**Exercise task**
Put every line of the records below into a Markdown table with the columns Number and Line, one row per line, skipping blank lines.

Start of Data shown

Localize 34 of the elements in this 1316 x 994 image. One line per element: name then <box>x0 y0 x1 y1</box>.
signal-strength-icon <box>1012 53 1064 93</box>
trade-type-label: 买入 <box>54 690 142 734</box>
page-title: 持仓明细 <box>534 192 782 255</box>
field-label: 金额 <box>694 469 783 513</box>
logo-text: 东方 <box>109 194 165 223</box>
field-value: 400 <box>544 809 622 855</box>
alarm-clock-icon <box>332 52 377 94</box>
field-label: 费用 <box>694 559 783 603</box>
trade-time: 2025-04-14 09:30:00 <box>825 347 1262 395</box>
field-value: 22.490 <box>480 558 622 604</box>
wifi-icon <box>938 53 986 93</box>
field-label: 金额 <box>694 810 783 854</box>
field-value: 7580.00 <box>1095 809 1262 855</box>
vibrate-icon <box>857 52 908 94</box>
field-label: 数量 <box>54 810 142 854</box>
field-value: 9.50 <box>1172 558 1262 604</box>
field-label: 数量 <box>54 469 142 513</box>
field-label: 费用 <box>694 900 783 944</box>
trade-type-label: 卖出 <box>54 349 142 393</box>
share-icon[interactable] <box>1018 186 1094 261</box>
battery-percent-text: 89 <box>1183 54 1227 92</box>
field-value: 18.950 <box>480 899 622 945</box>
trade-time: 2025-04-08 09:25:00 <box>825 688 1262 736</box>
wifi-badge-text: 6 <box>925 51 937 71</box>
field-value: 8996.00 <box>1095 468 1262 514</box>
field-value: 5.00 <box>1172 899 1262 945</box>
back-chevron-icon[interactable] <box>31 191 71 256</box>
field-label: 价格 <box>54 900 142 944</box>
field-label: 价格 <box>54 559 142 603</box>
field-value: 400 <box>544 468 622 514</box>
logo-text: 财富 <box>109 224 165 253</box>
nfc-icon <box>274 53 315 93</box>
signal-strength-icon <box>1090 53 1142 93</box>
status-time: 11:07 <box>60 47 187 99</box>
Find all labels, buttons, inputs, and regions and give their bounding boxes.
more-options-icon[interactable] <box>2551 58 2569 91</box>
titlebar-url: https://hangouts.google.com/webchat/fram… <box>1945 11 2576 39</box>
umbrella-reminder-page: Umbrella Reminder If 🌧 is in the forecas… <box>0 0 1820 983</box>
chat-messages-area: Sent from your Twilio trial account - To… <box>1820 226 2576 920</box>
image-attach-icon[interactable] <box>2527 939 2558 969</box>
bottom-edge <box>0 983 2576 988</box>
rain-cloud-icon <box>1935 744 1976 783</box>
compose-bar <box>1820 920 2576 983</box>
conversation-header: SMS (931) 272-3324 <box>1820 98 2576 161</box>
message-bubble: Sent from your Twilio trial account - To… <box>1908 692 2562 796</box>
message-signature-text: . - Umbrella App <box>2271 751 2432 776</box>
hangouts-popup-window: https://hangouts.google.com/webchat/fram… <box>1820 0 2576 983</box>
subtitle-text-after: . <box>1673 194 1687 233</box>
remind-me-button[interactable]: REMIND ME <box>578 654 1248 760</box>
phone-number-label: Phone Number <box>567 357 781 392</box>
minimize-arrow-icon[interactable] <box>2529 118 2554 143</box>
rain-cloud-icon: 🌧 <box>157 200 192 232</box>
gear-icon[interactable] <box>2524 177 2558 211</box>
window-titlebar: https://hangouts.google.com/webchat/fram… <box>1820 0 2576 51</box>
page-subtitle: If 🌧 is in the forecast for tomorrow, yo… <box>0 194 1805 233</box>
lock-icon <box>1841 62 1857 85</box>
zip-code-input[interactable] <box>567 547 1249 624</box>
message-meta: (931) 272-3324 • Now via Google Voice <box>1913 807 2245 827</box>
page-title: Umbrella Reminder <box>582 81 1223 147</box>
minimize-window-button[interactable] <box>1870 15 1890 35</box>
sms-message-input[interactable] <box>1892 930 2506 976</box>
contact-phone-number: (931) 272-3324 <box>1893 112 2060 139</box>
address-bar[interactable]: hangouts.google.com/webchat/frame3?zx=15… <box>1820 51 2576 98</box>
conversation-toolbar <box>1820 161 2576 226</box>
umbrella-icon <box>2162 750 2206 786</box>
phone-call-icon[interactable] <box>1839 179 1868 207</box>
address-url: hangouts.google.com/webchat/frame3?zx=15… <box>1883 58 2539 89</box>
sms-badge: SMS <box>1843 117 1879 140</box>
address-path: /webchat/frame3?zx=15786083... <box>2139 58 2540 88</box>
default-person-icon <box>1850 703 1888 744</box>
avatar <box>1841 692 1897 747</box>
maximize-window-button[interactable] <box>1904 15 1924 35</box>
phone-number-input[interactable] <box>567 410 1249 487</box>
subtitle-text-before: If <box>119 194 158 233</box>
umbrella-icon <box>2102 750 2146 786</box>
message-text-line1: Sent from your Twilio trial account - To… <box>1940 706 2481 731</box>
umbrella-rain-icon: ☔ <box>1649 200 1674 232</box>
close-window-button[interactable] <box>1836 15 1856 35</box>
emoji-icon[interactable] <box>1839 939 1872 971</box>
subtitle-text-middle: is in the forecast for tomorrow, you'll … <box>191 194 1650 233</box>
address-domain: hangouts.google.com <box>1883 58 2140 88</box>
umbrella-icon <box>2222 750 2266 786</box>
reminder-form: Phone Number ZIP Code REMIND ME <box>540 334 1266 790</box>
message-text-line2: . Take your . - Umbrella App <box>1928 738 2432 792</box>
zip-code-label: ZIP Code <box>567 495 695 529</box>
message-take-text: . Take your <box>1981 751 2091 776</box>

End of Data shown

**Problem solution**
| Number | Line |
|---|---|
| 1 | Localize 34 of the elements in this 1316 x 994 image. One line per element: name then <box>x0 y0 x1 y1</box>. |
| 2 | signal-strength-icon <box>1012 53 1064 93</box> |
| 3 | trade-type-label: 买入 <box>54 690 142 734</box> |
| 4 | page-title: 持仓明细 <box>534 192 782 255</box> |
| 5 | field-label: 金额 <box>694 469 783 513</box> |
| 6 | logo-text: 东方 <box>109 194 165 223</box> |
| 7 | field-value: 400 <box>544 809 622 855</box> |
| 8 | alarm-clock-icon <box>332 52 377 94</box> |
| 9 | field-label: 费用 <box>694 559 783 603</box> |
| 10 | trade-time: 2025-04-14 09:30:00 <box>825 347 1262 395</box> |
| 11 | field-value: 22.490 <box>480 558 622 604</box> |
| 12 | wifi-icon <box>938 53 986 93</box> |
| 13 | field-label: 金额 <box>694 810 783 854</box> |
| 14 | field-value: 7580.00 <box>1095 809 1262 855</box> |
| 15 | vibrate-icon <box>857 52 908 94</box> |
| 16 | field-label: 数量 <box>54 810 142 854</box> |
| 17 | field-value: 9.50 <box>1172 558 1262 604</box> |
| 18 | field-label: 数量 <box>54 469 142 513</box> |
| 19 | field-label: 费用 <box>694 900 783 944</box> |
| 20 | trade-type-label: 卖出 <box>54 349 142 393</box> |
| 21 | share-icon[interactable] <box>1018 186 1094 261</box> |
| 22 | battery-percent-text: 89 <box>1183 54 1227 92</box> |
| 23 | field-value: 18.950 <box>480 899 622 945</box> |
| 24 | trade-time: 2025-04-08 09:25:00 <box>825 688 1262 736</box> |
| 25 | wifi-badge-text: 6 <box>925 51 937 71</box> |
| 26 | field-value: 8996.00 <box>1095 468 1262 514</box> |
| 27 | field-value: 5.00 <box>1172 899 1262 945</box> |
| 28 | back-chevron-icon[interactable] <box>31 191 71 256</box> |
| 29 | field-label: 价格 <box>54 900 142 944</box> |
| 30 | field-label: 价格 <box>54 559 142 603</box> |
| 31 | field-value: 400 <box>544 468 622 514</box> |
| 32 | logo-text: 财富 <box>109 224 165 253</box> |
| 33 | nfc-icon <box>274 53 315 93</box> |
| 34 | signal-strength-icon <box>1090 53 1142 93</box> |
| 35 | status-time: 11:07 <box>60 47 187 99</box> |
| 36 | Find all labels, buttons, inputs, and regions and give their bounding boxes. |
| 37 | more-options-icon[interactable] <box>2551 58 2569 91</box> |
| 38 | titlebar-url: https://hangouts.google.com/webchat/fram… <box>1945 11 2576 39</box> |
| 39 | umbrella-reminder-page: Umbrella Reminder If 🌧 is in the forecas… <box>0 0 1820 983</box> |
| 40 | chat-messages-area: Sent from your Twilio trial account - To… <box>1820 226 2576 920</box> |
| 41 | image-attach-icon[interactable] <box>2527 939 2558 969</box> |
| 42 | bottom-edge <box>0 983 2576 988</box> |
| 43 | rain-cloud-icon <box>1935 744 1976 783</box> |
| 44 | compose-bar <box>1820 920 2576 983</box> |
| 45 | conversation-header: SMS (931) 272-3324 <box>1820 98 2576 161</box> |
| 46 | message-bubble: Sent from your Twilio trial account - To… <box>1908 692 2562 796</box> |
| 47 | message-signature-text: . - Umbrella App <box>2271 751 2432 776</box> |
| 48 | hangouts-popup-window: https://hangouts.google.com/webchat/fram… <box>1820 0 2576 983</box> |
| 49 | subtitle-text-after: . <box>1673 194 1687 233</box> |
| 50 | remind-me-button[interactable]: REMIND ME <box>578 654 1248 760</box> |
| 51 | phone-number-label: Phone Number <box>567 357 781 392</box> |
| 52 | minimize-arrow-icon[interactable] <box>2529 118 2554 143</box> |
| 53 | rain-cloud-icon: 🌧 <box>157 200 192 232</box> |
| 54 | gear-icon[interactable] <box>2524 177 2558 211</box> |
| 55 | window-titlebar: https://hangouts.google.com/webchat/fram… <box>1820 0 2576 51</box> |
| 56 | page-subtitle: If 🌧 is in the forecast for tomorrow, yo… <box>0 194 1805 233</box> |
| 57 | lock-icon <box>1841 62 1857 85</box> |
| 58 | zip-code-input[interactable] <box>567 547 1249 624</box> |
| 59 | message-meta: (931) 272-3324 • Now via Google Voice <box>1913 807 2245 827</box> |
| 60 | page-title: Umbrella Reminder <box>582 81 1223 147</box> |
| 61 | minimize-window-button[interactable] <box>1870 15 1890 35</box> |
| 62 | sms-message-input[interactable] <box>1892 930 2506 976</box> |
| 63 | contact-phone-number: (931) 272-3324 <box>1893 112 2060 139</box> |
| 64 | address-bar[interactable]: hangouts.google.com/webchat/frame3?zx=15… <box>1820 51 2576 98</box> |
| 65 | conversation-toolbar <box>1820 161 2576 226</box> |
| 66 | umbrella-icon <box>2162 750 2206 786</box> |
| 67 | phone-call-icon[interactable] <box>1839 179 1868 207</box> |
| 68 | address-url: hangouts.google.com/webchat/frame3?zx=15… <box>1883 58 2539 89</box> |
| 69 | sms-badge: SMS <box>1843 117 1879 140</box> |
| 70 | address-path: /webchat/frame3?zx=15786083... <box>2139 58 2540 88</box> |
| 71 | default-person-icon <box>1850 703 1888 744</box> |
| 72 | avatar <box>1841 692 1897 747</box> |
| 73 | maximize-window-button[interactable] <box>1904 15 1924 35</box> |
| 74 | phone-number-input[interactable] <box>567 410 1249 487</box> |
| 75 | subtitle-text-before: If <box>119 194 158 233</box> |
| 76 | umbrella-icon <box>2102 750 2146 786</box> |
| 77 | message-text-line1: Sent from your Twilio trial account - To… <box>1940 706 2481 731</box> |
| 78 | umbrella-rain-icon: ☔ <box>1649 200 1674 232</box> |
| 79 | close-window-button[interactable] <box>1836 15 1856 35</box> |
| 80 | emoji-icon[interactable] <box>1839 939 1872 971</box> |
| 81 | subtitle-text-middle: is in the forecast for tomorrow, you'll … <box>191 194 1650 233</box> |
| 82 | address-domain: hangouts.google.com <box>1883 58 2140 88</box> |
| 83 | umbrella-icon <box>2222 750 2266 786</box> |
| 84 | reminder-form: Phone Number ZIP Code REMIND ME <box>540 334 1266 790</box> |
| 85 | message-text-line2: . Take your . - Umbrella App <box>1928 738 2432 792</box> |
| 86 | zip-code-label: ZIP Code <box>567 495 695 529</box> |
| 87 | message-take-text: . Take your <box>1981 751 2091 776</box> |